--- Given task ---
Work out how many lines have "screenshot" in them. Give only that number.

--- Given records ---
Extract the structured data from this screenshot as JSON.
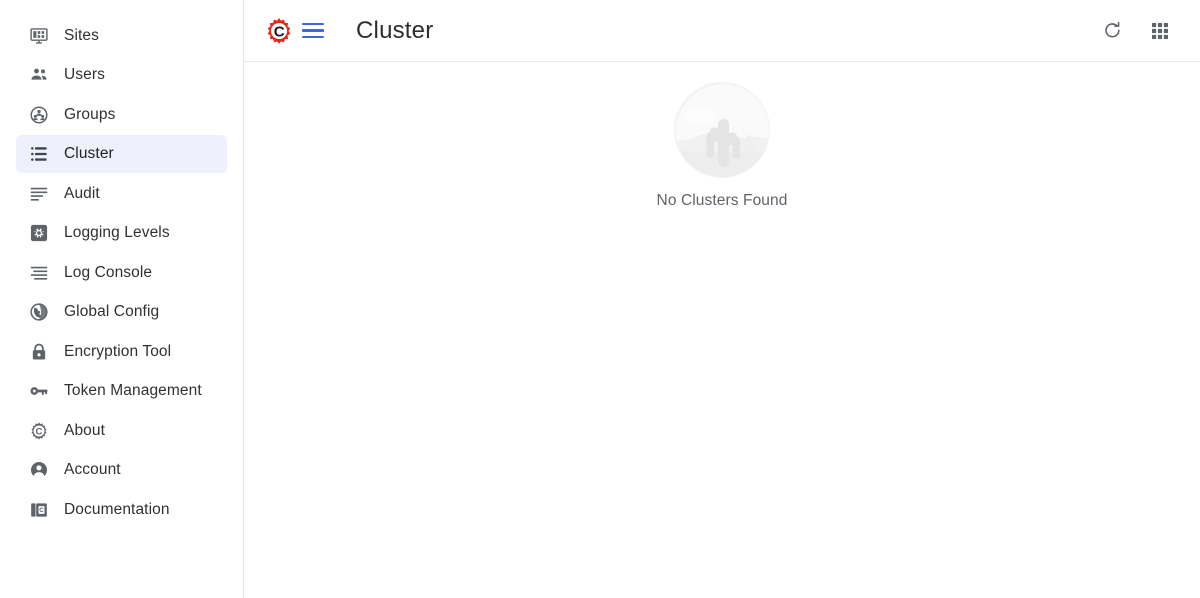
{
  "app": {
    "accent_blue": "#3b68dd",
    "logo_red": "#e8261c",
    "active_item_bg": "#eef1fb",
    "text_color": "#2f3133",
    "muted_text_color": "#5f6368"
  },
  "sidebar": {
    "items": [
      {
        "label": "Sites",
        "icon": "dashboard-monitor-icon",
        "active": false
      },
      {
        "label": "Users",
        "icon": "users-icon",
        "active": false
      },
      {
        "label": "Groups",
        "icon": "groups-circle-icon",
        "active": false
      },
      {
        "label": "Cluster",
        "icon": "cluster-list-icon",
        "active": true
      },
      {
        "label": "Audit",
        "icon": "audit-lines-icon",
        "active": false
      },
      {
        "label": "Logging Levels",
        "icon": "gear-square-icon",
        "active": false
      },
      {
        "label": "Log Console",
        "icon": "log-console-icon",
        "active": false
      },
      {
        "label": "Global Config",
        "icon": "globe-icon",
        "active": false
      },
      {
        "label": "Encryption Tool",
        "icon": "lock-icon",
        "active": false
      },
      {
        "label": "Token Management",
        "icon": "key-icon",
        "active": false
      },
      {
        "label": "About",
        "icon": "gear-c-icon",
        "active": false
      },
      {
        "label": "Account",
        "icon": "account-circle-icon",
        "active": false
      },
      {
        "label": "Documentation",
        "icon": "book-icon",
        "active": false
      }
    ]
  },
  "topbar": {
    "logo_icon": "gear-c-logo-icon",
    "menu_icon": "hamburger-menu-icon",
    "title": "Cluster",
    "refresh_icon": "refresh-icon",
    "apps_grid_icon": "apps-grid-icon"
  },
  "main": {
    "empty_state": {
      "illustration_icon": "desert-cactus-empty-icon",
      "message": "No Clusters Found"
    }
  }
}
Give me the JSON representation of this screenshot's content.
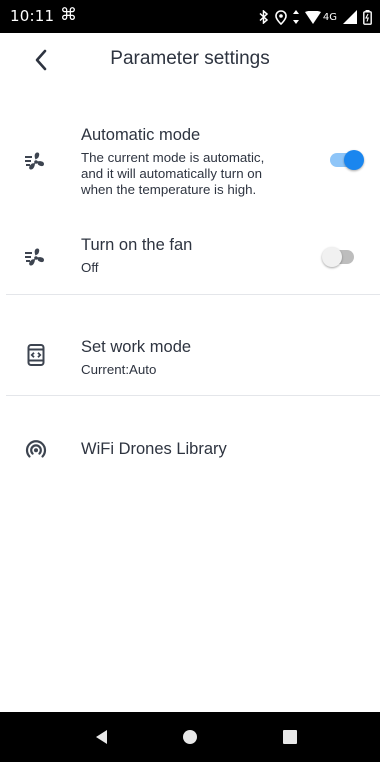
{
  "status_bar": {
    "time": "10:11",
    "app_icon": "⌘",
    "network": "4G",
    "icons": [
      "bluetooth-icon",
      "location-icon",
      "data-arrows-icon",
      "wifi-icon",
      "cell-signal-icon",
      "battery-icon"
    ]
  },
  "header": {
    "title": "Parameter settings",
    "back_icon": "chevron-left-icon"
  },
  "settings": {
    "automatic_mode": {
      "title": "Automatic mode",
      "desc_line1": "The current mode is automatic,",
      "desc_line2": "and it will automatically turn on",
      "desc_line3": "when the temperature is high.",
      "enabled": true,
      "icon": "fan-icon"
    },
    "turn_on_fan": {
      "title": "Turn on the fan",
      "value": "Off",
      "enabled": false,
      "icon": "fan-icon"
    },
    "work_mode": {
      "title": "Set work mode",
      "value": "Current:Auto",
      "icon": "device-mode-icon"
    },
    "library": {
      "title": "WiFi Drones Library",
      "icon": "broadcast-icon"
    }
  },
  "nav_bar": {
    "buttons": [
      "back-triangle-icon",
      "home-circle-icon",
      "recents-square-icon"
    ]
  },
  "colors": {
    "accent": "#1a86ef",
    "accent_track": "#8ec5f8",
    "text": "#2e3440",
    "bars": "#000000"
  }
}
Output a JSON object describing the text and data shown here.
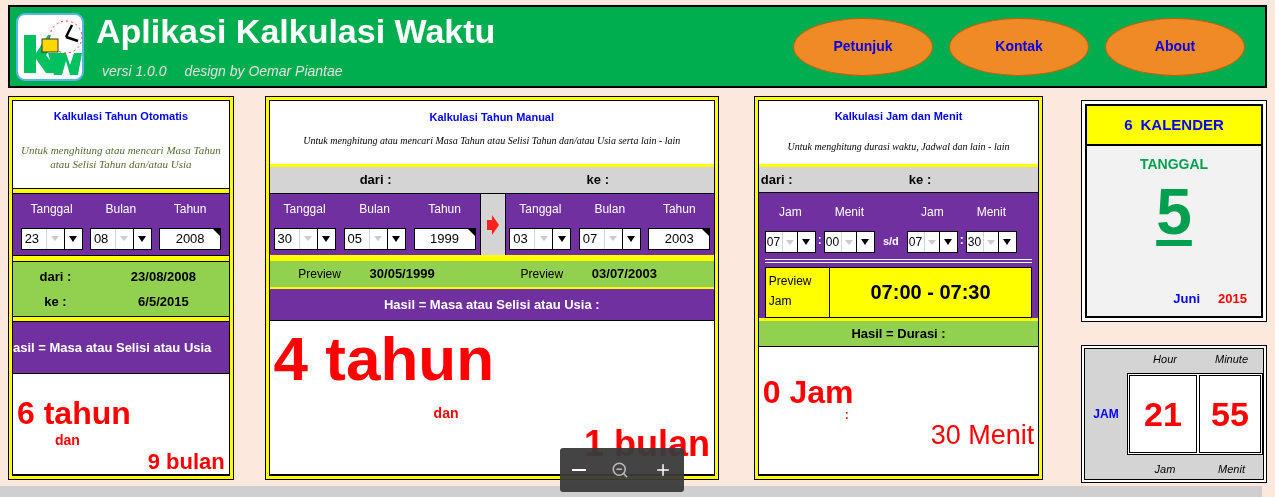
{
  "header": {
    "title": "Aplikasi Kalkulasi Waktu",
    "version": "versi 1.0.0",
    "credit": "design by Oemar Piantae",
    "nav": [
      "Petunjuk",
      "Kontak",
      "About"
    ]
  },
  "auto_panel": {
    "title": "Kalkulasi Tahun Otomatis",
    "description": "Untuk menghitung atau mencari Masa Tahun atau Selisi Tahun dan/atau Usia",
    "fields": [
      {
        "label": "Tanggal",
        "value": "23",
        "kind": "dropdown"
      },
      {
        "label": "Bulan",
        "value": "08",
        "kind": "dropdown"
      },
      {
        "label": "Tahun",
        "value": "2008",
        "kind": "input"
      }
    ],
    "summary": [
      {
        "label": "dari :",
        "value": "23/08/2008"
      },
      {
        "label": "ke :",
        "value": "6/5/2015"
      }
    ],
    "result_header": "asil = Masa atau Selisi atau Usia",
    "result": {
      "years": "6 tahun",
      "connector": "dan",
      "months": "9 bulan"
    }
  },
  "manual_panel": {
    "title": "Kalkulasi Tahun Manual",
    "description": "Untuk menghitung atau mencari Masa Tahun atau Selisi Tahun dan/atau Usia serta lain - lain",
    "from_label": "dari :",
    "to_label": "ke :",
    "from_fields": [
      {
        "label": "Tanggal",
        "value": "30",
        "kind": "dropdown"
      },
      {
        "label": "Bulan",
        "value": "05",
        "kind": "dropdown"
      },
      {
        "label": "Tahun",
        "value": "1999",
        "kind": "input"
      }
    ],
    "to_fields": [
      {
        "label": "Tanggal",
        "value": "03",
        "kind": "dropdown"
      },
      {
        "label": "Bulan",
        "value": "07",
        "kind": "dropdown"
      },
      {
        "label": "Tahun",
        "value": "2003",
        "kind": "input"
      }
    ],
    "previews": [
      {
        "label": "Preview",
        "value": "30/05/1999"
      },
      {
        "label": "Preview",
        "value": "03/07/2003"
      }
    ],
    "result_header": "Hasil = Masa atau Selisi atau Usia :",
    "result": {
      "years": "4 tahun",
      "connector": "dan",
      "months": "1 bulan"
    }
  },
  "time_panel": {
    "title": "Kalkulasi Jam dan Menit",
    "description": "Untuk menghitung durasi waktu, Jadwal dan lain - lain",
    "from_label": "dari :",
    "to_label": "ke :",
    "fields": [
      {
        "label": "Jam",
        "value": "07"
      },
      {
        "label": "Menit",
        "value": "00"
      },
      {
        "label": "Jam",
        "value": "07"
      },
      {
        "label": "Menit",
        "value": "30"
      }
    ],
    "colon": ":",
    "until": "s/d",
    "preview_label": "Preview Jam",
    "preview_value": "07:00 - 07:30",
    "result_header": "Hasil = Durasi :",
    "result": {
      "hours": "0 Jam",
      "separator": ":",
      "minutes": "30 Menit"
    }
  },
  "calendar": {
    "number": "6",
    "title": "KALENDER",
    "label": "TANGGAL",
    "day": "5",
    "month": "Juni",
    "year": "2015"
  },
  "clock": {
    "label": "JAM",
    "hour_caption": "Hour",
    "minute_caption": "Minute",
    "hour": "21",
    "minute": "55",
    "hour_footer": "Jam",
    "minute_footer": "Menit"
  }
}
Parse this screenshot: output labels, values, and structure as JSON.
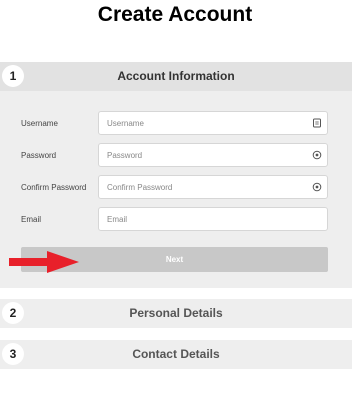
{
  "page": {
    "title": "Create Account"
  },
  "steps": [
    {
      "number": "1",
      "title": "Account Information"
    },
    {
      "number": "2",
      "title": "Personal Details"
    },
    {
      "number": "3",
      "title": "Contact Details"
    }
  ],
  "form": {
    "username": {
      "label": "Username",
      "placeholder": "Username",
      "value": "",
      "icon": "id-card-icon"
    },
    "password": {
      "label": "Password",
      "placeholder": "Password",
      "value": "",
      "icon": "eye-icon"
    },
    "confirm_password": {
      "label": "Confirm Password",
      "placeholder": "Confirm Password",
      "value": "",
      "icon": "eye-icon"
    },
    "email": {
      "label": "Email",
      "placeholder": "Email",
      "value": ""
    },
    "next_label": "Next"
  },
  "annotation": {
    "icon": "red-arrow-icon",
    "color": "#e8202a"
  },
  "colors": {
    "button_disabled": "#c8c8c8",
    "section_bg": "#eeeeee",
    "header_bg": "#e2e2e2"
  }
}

--- Expected output ---
3